Records from a collection of figures:

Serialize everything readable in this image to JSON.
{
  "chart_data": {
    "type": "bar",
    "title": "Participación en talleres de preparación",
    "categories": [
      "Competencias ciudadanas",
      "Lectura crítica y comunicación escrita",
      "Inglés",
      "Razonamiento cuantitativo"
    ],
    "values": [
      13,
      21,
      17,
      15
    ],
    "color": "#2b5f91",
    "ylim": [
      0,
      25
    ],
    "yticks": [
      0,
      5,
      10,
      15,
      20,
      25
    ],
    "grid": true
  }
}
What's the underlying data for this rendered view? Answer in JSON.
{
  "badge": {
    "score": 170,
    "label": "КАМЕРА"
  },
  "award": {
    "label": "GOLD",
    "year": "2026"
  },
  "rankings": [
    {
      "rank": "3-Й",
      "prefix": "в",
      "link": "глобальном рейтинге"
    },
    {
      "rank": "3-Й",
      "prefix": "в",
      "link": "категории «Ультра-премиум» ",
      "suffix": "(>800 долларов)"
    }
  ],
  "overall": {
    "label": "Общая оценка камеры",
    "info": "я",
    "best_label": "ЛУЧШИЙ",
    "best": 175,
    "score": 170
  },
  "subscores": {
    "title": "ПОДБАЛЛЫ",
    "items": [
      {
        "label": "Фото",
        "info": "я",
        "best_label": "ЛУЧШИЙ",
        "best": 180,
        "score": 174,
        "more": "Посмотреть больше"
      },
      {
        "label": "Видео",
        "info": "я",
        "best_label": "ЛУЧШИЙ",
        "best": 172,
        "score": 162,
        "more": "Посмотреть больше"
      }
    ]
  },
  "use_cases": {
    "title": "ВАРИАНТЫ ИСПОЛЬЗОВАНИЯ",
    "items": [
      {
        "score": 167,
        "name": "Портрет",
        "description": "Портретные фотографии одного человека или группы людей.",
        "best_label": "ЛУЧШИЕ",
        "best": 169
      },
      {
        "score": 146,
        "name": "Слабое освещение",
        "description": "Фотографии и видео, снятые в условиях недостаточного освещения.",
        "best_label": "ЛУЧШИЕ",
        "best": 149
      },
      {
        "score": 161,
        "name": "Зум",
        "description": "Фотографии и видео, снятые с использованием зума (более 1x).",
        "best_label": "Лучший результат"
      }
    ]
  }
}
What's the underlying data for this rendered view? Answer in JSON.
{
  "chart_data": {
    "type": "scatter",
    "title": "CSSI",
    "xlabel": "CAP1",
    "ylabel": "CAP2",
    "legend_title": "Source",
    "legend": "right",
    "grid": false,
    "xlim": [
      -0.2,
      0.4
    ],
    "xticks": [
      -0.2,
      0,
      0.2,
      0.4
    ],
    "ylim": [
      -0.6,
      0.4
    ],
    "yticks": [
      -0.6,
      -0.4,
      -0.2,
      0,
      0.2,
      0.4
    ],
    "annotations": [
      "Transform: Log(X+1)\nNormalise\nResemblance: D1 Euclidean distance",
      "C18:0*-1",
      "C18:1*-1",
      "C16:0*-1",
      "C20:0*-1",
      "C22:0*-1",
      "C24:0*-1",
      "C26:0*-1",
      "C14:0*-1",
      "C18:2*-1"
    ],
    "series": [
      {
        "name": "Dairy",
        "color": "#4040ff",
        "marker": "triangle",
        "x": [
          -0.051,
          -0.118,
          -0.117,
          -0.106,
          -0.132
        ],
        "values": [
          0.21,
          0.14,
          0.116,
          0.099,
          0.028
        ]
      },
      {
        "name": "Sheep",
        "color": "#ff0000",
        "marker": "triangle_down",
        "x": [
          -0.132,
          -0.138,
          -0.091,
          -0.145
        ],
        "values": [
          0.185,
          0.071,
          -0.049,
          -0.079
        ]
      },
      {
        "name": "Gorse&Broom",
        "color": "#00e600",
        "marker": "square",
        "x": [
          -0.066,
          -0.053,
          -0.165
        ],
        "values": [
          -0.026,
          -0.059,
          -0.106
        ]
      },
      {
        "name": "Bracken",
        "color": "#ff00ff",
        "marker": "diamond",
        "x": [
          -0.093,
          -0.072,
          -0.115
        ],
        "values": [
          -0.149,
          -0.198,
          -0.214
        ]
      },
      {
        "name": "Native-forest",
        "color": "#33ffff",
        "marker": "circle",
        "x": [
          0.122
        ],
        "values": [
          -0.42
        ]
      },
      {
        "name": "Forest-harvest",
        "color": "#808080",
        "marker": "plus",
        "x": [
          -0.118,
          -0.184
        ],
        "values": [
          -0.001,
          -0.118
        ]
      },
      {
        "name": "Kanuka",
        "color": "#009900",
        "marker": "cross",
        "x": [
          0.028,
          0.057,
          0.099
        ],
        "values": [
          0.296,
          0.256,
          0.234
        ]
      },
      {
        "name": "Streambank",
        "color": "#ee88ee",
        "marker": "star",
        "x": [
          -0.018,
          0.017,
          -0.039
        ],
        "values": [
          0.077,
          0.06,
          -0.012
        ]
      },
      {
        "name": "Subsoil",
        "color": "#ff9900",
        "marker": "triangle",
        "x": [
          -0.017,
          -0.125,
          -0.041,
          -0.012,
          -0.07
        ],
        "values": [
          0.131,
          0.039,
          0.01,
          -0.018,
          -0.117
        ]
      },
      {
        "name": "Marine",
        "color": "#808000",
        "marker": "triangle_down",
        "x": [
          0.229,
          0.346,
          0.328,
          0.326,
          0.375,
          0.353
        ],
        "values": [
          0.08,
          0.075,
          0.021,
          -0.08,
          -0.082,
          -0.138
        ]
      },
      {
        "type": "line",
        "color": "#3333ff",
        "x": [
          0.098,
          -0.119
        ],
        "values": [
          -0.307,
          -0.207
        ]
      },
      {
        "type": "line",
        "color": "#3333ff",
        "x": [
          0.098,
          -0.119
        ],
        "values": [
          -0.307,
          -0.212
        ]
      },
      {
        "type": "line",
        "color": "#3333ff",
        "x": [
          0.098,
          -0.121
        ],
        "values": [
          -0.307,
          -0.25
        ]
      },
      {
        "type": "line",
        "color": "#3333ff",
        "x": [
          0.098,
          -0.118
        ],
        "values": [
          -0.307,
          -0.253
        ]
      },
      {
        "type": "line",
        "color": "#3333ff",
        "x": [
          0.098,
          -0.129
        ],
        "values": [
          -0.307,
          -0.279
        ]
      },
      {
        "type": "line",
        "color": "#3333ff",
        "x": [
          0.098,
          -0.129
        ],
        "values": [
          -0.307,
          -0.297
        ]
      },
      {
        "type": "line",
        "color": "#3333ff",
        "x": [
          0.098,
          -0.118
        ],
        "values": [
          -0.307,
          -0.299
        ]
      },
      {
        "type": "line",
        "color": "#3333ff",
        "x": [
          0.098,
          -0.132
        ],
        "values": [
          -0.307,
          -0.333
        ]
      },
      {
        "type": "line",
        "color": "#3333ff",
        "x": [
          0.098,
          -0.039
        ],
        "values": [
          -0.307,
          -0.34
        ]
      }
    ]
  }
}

GIVEN TASK
Print out every entry, keeping each one exact.

FINAL RESULT
Serialize everything readable in this image to JSON.
{
  "chart_data": {
    "type": "bar",
    "title": "Participación en talleres de preparación",
    "categories": [
      "Competencias ciudadanas",
      "Lectura crítica y comunicación escrita",
      "Inglés",
      "Razonamiento cuantitativo"
    ],
    "values": [
      13,
      21,
      17,
      15
    ],
    "color": "#2b5f91",
    "ylim": [
      0,
      25
    ],
    "yticks": [
      0,
      5,
      10,
      15,
      20,
      25
    ],
    "grid": true
  }
}
What's the underlying data for this rendered view? Answer in JSON.
{
  "badge": {
    "score": 170,
    "label": "КАМЕРА"
  },
  "award": {
    "label": "GOLD",
    "year": "2026"
  },
  "rankings": [
    {
      "rank": "3-Й",
      "prefix": "в",
      "link": "глобальном рейтинге"
    },
    {
      "rank": "3-Й",
      "prefix": "в",
      "link": "категории «Ультра-премиум» ",
      "suffix": "(>800 долларов)"
    }
  ],
  "overall": {
    "label": "Общая оценка камеры",
    "info": "я",
    "best_label": "ЛУЧШИЙ",
    "best": 175,
    "score": 170
  },
  "subscores": {
    "title": "ПОДБАЛЛЫ",
    "items": [
      {
        "label": "Фото",
        "info": "я",
        "best_label": "ЛУЧШИЙ",
        "best": 180,
        "score": 174,
        "more": "Посмотреть больше"
      },
      {
        "label": "Видео",
        "info": "я",
        "best_label": "ЛУЧШИЙ",
        "best": 172,
        "score": 162,
        "more": "Посмотреть больше"
      }
    ]
  },
  "use_cases": {
    "title": "ВАРИАНТЫ ИСПОЛЬЗОВАНИЯ",
    "items": [
      {
        "score": 167,
        "name": "Портрет",
        "description": "Портретные фотографии одного человека или группы людей.",
        "best_label": "ЛУЧШИЕ",
        "best": 169
      },
      {
        "score": 146,
        "name": "Слабое освещение",
        "description": "Фотографии и видео, снятые в условиях недостаточного освещения.",
        "best_label": "ЛУЧШИЕ",
        "best": 149
      },
      {
        "score": 161,
        "name": "Зум",
        "description": "Фотографии и видео, снятые с использованием зума (более 1x).",
        "best_label": "Лучший результат"
      }
    ]
  }
}
What's the underlying data for this rendered view? Answer in JSON.
{
  "chart_data": {
    "type": "scatter",
    "title": "CSSI",
    "xlabel": "CAP1",
    "ylabel": "CAP2",
    "legend_title": "Source",
    "legend": "right",
    "grid": false,
    "xlim": [
      -0.2,
      0.4
    ],
    "xticks": [
      -0.2,
      0,
      0.2,
      0.4
    ],
    "ylim": [
      -0.6,
      0.4
    ],
    "yticks": [
      -0.6,
      -0.4,
      -0.2,
      0,
      0.2,
      0.4
    ],
    "annotations": [
      "Transform: Log(X+1)\nNormalise\nResemblance: D1 Euclidean distance",
      "C18:0*-1",
      "C18:1*-1",
      "C16:0*-1",
      "C20:0*-1",
      "C22:0*-1",
      "C24:0*-1",
      "C26:0*-1",
      "C14:0*-1",
      "C18:2*-1"
    ],
    "series": [
      {
        "name": "Dairy",
        "color": "#4040ff",
        "marker": "triangle",
        "x": [
          -0.051,
          -0.118,
          -0.117,
          -0.106,
          -0.132
        ],
        "values": [
          0.21,
          0.14,
          0.116,
          0.099,
          0.028
        ]
      },
      {
        "name": "Sheep",
        "color": "#ff0000",
        "marker": "triangle_down",
        "x": [
          -0.132,
          -0.138,
          -0.091,
          -0.145
        ],
        "values": [
          0.185,
          0.071,
          -0.049,
          -0.079
        ]
      },
      {
        "name": "Gorse&Broom",
        "color": "#00e600",
        "marker": "square",
        "x": [
          -0.066,
          -0.053,
          -0.165
        ],
        "values": [
          -0.026,
          -0.059,
          -0.106
        ]
      },
      {
        "name": "Bracken",
        "color": "#ff00ff",
        "marker": "diamond",
        "x": [
          -0.093,
          -0.072,
          -0.115
        ],
        "values": [
          -0.149,
          -0.198,
          -0.214
        ]
      },
      {
        "name": "Native-forest",
        "color": "#33ffff",
        "marker": "circle",
        "x": [
          0.122
        ],
        "values": [
          -0.42
        ]
      },
      {
        "name": "Forest-harvest",
        "color": "#808080",
        "marker": "plus",
        "x": [
          -0.118,
          -0.184
        ],
        "values": [
          -0.001,
          -0.118
        ]
      },
      {
        "name": "Kanuka",
        "color": "#009900",
        "marker": "cross",
        "x": [
          0.028,
          0.057,
          0.099
        ],
        "values": [
          0.296,
          0.256,
          0.234
        ]
      },
      {
        "name": "Streambank",
        "color": "#ee88ee",
        "marker": "star",
        "x": [
          -0.018,
          0.017,
          -0.039
        ],
        "values": [
          0.077,
          0.06,
          -0.012
        ]
      },
      {
        "name": "Subsoil",
        "color": "#ff9900",
        "marker": "triangle",
        "x": [
          -0.017,
          -0.125,
          -0.041,
          -0.012,
          -0.07
        ],
        "values": [
          0.131,
          0.039,
          0.01,
          -0.018,
          -0.117
        ]
      },
      {
        "name": "Marine",
        "color": "#808000",
        "marker": "triangle_down",
        "x": [
          0.229,
          0.346,
          0.328,
          0.326,
          0.375,
          0.353
        ],
        "values": [
          0.08,
          0.075,
          0.021,
          -0.08,
          -0.082,
          -0.138
        ]
      },
      {
        "type": "line",
        "color": "#3333ff",
        "x": [
          0.098,
          -0.119
        ],
        "values": [
          -0.307,
          -0.207
        ]
      },
      {
        "type": "line",
        "color": "#3333ff",
        "x": [
          0.098,
          -0.119
        ],
        "values": [
          -0.307,
          -0.212
        ]
      },
      {
        "type": "line",
        "color": "#3333ff",
        "x": [
          0.098,
          -0.121
        ],
        "values": [
          -0.307,
          -0.25
        ]
      },
      {
        "type": "line",
        "color": "#3333ff",
        "x": [
          0.098,
          -0.118
        ],
        "values": [
          -0.307,
          -0.253
        ]
      },
      {
        "type": "line",
        "color": "#3333ff",
        "x": [
          0.098,
          -0.129
        ],
        "values": [
          -0.307,
          -0.279
        ]
      },
      {
        "type": "line",
        "color": "#3333ff",
        "x": [
          0.098,
          -0.129
        ],
        "values": [
          -0.307,
          -0.297
        ]
      },
      {
        "type": "line",
        "color": "#3333ff",
        "x": [
          0.098,
          -0.118
        ],
        "values": [
          -0.307,
          -0.299
        ]
      },
      {
        "type": "line",
        "color": "#3333ff",
        "x": [
          0.098,
          -0.132
        ],
        "values": [
          -0.307,
          -0.333
        ]
      },
      {
        "type": "line",
        "color": "#3333ff",
        "x": [
          0.098,
          -0.039
        ],
        "values": [
          -0.307,
          -0.34
        ]
      }
    ]
  }
}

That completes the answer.